BEGIN SUPPLIED MATERIAL
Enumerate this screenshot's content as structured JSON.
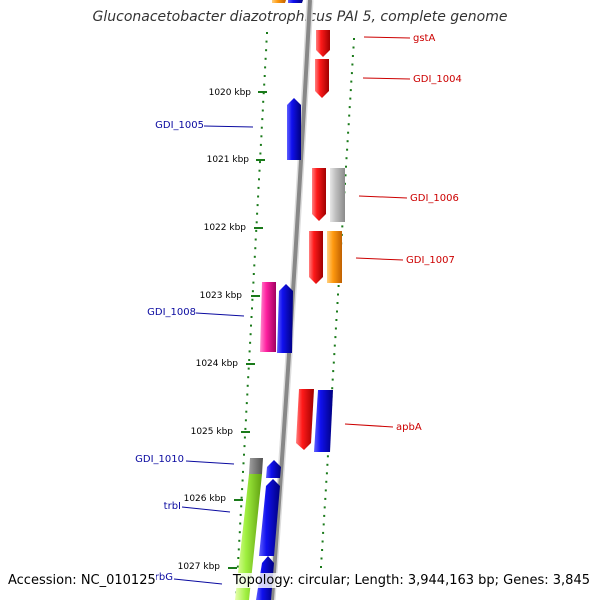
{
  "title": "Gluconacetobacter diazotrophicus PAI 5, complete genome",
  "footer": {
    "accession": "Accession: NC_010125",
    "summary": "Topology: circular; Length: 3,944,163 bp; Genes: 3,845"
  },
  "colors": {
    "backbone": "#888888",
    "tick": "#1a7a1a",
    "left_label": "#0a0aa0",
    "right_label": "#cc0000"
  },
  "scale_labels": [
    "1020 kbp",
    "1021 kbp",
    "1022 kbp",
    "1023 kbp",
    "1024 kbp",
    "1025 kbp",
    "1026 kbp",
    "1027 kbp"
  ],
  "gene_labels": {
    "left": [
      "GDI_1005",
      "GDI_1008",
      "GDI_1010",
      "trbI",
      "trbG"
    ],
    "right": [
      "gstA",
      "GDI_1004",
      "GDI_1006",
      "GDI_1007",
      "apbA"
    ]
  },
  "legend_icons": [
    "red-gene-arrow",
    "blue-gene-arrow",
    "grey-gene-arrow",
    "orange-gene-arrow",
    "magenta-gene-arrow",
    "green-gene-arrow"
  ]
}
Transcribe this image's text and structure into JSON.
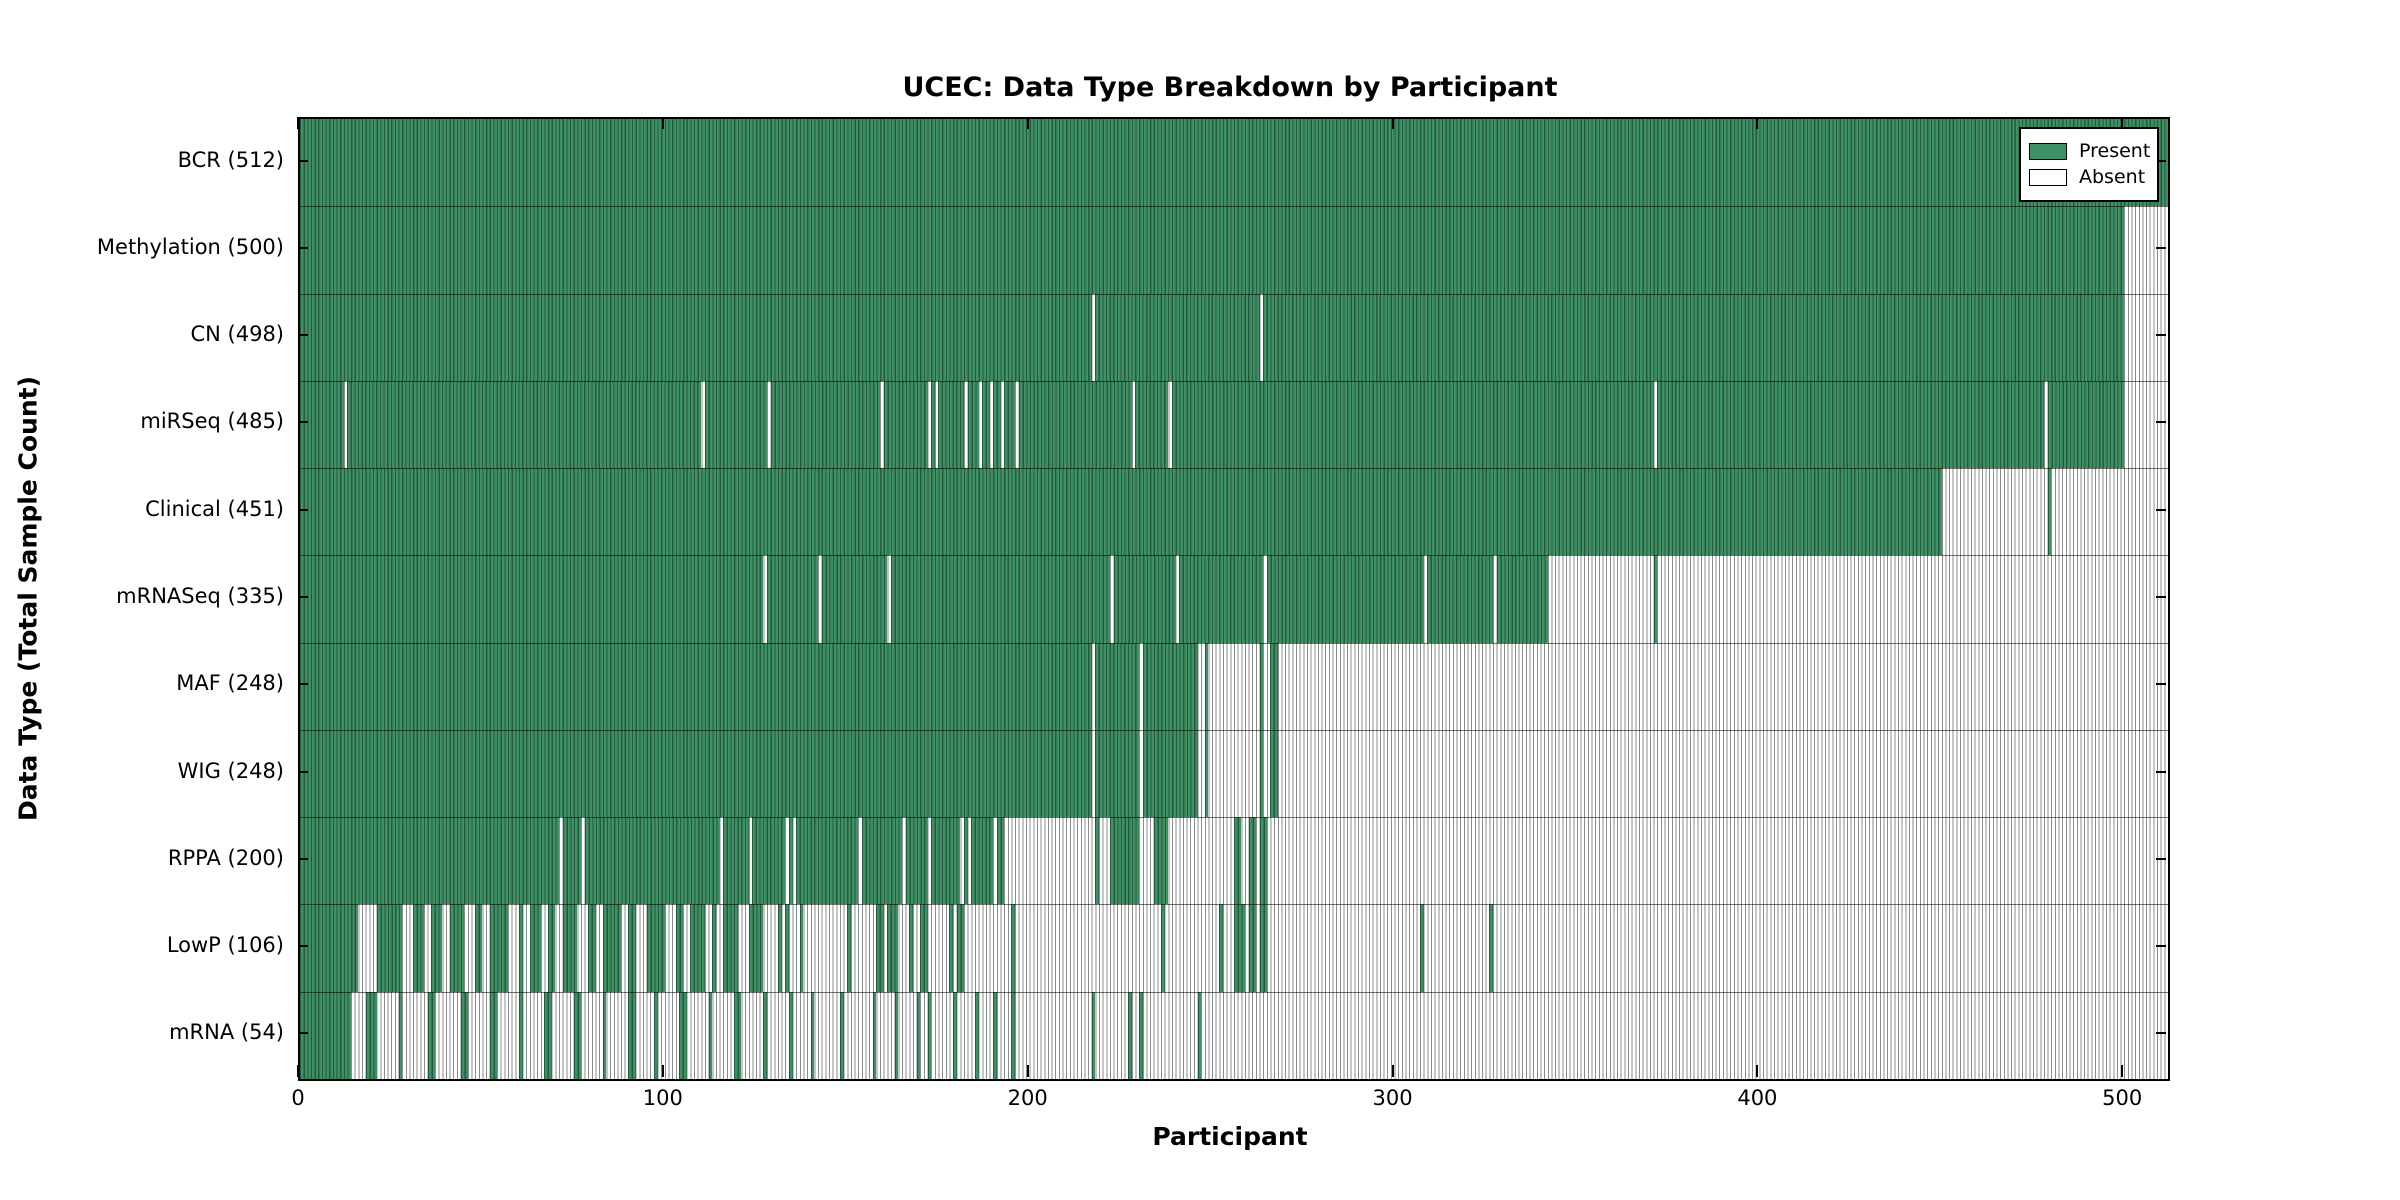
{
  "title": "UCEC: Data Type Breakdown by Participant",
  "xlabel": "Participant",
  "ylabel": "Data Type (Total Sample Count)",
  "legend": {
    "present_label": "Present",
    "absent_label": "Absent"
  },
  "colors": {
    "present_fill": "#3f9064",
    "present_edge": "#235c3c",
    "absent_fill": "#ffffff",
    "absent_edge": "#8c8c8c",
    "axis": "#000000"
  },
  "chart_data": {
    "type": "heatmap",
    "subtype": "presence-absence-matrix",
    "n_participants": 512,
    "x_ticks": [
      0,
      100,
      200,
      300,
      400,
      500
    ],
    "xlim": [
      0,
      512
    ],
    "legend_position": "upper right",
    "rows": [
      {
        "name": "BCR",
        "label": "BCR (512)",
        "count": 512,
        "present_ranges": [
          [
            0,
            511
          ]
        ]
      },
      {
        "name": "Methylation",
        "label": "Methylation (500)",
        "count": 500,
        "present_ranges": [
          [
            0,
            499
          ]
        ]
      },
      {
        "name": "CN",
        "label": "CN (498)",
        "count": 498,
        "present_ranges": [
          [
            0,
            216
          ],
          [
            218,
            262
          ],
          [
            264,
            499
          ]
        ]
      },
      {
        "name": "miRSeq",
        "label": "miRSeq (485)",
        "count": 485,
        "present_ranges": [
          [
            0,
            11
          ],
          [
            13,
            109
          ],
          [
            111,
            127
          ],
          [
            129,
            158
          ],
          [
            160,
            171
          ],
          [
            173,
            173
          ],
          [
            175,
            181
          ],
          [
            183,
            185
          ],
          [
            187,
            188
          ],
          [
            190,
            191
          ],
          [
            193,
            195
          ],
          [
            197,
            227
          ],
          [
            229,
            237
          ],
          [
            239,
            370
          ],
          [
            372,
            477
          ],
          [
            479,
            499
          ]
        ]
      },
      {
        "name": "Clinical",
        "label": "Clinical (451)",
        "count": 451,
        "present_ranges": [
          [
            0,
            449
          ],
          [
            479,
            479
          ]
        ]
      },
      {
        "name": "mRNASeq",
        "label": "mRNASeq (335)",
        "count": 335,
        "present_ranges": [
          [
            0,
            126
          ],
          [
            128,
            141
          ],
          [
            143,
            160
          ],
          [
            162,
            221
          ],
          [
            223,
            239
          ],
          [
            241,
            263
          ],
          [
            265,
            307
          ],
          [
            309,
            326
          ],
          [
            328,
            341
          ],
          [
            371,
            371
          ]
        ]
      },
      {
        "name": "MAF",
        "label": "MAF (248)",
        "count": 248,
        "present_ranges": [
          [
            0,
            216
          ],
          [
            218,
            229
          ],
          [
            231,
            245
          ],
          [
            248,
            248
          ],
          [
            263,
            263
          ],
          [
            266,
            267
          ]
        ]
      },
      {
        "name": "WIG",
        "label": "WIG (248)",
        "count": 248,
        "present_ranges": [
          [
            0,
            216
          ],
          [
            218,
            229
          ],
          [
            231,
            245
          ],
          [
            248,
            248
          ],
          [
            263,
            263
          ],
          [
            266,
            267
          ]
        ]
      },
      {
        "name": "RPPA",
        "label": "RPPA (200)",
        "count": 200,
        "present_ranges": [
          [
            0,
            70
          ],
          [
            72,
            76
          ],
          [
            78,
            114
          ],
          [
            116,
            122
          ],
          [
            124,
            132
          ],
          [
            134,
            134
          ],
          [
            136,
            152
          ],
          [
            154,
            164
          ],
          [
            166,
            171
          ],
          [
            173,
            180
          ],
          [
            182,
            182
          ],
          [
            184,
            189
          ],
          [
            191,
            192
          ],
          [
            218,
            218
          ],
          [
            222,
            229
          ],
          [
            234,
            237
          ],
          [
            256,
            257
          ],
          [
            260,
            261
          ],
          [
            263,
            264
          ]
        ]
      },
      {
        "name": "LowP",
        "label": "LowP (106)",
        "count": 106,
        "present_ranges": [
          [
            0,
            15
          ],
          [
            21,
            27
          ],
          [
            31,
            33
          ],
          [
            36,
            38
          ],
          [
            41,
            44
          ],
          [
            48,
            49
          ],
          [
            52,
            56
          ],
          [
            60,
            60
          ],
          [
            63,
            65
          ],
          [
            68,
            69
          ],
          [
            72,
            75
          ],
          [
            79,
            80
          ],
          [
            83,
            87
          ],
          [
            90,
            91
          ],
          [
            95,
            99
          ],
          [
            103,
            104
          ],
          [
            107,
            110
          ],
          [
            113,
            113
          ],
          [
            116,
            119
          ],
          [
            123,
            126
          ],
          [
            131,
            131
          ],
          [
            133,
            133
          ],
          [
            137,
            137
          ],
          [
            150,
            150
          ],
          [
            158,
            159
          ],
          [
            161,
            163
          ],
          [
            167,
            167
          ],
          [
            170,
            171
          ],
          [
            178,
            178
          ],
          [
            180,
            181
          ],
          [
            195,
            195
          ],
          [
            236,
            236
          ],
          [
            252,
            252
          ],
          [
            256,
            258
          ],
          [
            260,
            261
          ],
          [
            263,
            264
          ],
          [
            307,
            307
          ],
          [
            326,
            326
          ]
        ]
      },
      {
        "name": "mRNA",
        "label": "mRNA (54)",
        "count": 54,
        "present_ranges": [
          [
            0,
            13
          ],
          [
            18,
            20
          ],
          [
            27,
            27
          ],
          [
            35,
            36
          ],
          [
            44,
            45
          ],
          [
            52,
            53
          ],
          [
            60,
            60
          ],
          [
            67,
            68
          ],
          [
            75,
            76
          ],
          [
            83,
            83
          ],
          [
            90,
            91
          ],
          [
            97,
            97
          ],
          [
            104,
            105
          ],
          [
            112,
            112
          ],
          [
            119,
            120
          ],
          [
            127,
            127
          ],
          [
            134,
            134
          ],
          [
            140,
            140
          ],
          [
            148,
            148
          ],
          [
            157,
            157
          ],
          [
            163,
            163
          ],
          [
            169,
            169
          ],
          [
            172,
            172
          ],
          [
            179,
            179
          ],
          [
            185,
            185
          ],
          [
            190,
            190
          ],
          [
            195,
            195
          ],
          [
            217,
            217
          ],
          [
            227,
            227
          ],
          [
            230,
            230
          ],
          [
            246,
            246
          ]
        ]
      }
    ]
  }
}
END SUPPLIED MATERIAL
# PROBLEM DESCRIPTION
Go through the listing and copy each line that includes the string "JSON".

# TASK OUTPUT
Enumerate this screenshot's content as structured JSON.
Transcribe this image's text and structure into JSON.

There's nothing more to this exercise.